To be done: Copy out each line exactly; pictures stay out of the copy.

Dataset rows
____

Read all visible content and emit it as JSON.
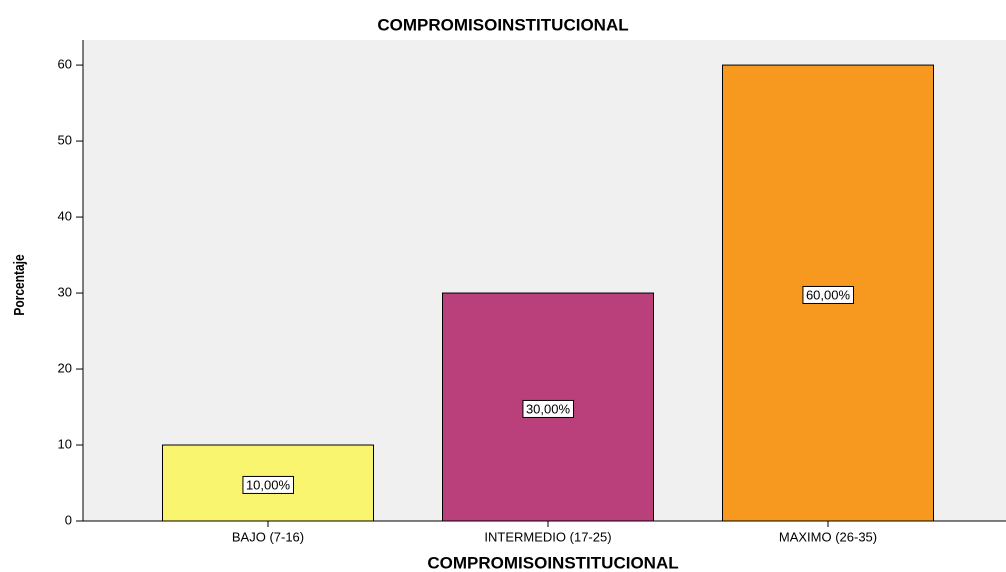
{
  "chart_data": {
    "type": "bar",
    "title": "COMPROMISOINSTITUCIONAL",
    "x_label": "COMPROMISOINSTITUCIONAL",
    "y_label": "Porcentaje",
    "categories": [
      "BAJO (7-16)",
      "INTERMEDIO (17-25)",
      "MAXIMO (26-35)"
    ],
    "values": [
      10,
      30,
      60
    ],
    "value_labels": [
      "10,00%",
      "30,00%",
      "60,00%"
    ],
    "colors": [
      "#faf56f",
      "#b9407b",
      "#f7991f"
    ],
    "ylim": [
      0,
      63.3
    ],
    "yticks": [
      0,
      10,
      20,
      30,
      40,
      50,
      60
    ],
    "grid": false
  }
}
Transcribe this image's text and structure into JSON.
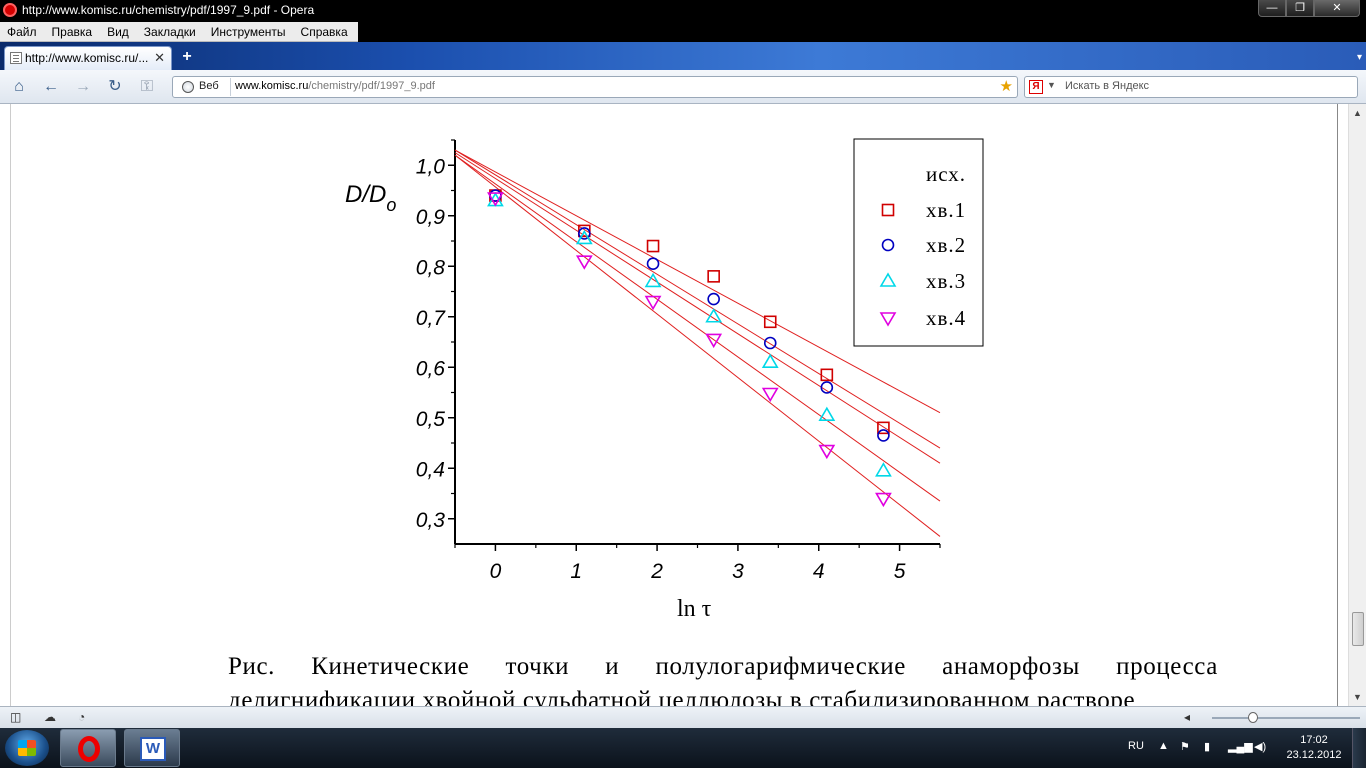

____

Result of this exercise:
Read all visible content and emit it as JSON.
{
  "chart_data": {
    "type": "bar",
    "title": "COMPROMISOINSTITUCIONAL",
    "x_label": "COMPROMISOINSTITUCIONAL",
    "y_label": "Porcentaje",
    "categories": [
      "BAJO (7-16)",
      "INTERMEDIO (17-25)",
      "MAXIMO (26-35)"
    ],
    "values": [
      10,
      30,
      60
    ],
    "value_labels": [
      "10,00%",
      "30,00%",
      "60,00%"
    ],
    "colors": [
      "#faf56f",
      "#b9407b",
      "#f7991f"
    ],
    "ylim": [
      0,
      63.3
    ],
    "yticks": [
      0,
      10,
      20,
      30,
      40,
      50,
      60
    ],
    "grid": false
  }
}
Transcribe this image's text and structure into JSON.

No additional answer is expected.